**Short exercise:** Can you copy out the data exactly? Leave the images out.

Stored records:
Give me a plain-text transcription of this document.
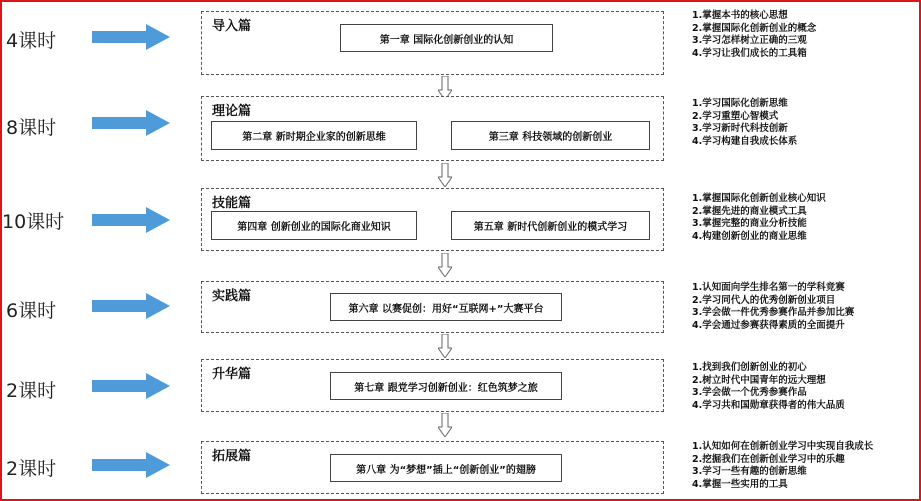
4课时
导入篇
第一章 国际化创新创业的认知
1.掌握本书的核心思想
2.掌握国际化创新创业的概念
3.学习怎样树立正确的三观
4.学习让我们成长的工具箱
8课时
理论篇
第二章 新时期企业家的创新思维	第三章 科技领域的创新创业
1.学习国际化创新思维
2.学习重塑心智模式
3.学习新时代科技创新
4.学习构建自我成长体系
10课时
技能篇
第四章 创新创业的国际化商业知识	第五章 新时代创新创业的模式学习
1.掌握国际化创新创业核心知识
2.掌握先进的商业模式工具
3.掌握完整的商业分析技能
4.构建创新创业的商业思维
6课时
实践篇
第六章 以赛促创：用好“互联网+”大赛平台
1.认知面向学生排名第一的学科竞赛
2.学习同代人的优秀创新创业项目
3.学会做一件优秀参赛作品并参加比赛
4.学会通过参赛获得素质的全面提升
2课时
升华篇
第七章 跟党学习创新创业：红色筑梦之旅
1.找到我们创新创业的初心
2.树立时代中国青年的远大理想
3.学会做一个优秀参赛作品
4.学习共和国勋章获得者的伟大品质
2课时
拓展篇
第八章 为“梦想”插上“创新创业”的翅膀
1.认知如何在创新创业学习中实现自我成长
2.挖掘我们在创新创业学习中的乐趣
3.学习一些有趣的创新思维
4.掌握一些实用的工具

**Answer to this task:**
Give me a plain-text transcription of this document.
4课时
导入篇
第一章 国际化创新创业的认知
1.掌握本书的核心思想
2.掌握国际化创新创业的概念
3.学习怎样树立正确的三观
4.学习让我们成长的工具箱
8课时
理论篇
第二章 新时期企业家的创新思维	第三章 科技领域的创新创业
1.学习国际化创新思维
2.学习重塑心智模式
3.学习新时代科技创新
4.学习构建自我成长体系
10课时
技能篇
第四章 创新创业的国际化商业知识	第五章 新时代创新创业的模式学习
1.掌握国际化创新创业核心知识
2.掌握先进的商业模式工具
3.掌握完整的商业分析技能
4.构建创新创业的商业思维
6课时
实践篇
第六章 以赛促创：用好“互联网+”大赛平台
1.认知面向学生排名第一的学科竞赛
2.学习同代人的优秀创新创业项目
3.学会做一件优秀参赛作品并参加比赛
4.学会通过参赛获得素质的全面提升
2课时
升华篇
第七章 跟党学习创新创业：红色筑梦之旅
1.找到我们创新创业的初心
2.树立时代中国青年的远大理想
3.学会做一个优秀参赛作品
4.学习共和国勋章获得者的伟大品质
2课时
拓展篇
第八章 为“梦想”插上“创新创业”的翅膀
1.认知如何在创新创业学习中实现自我成长
2.挖掘我们在创新创业学习中的乐趣
3.学习一些有趣的创新思维
4.掌握一些实用的工具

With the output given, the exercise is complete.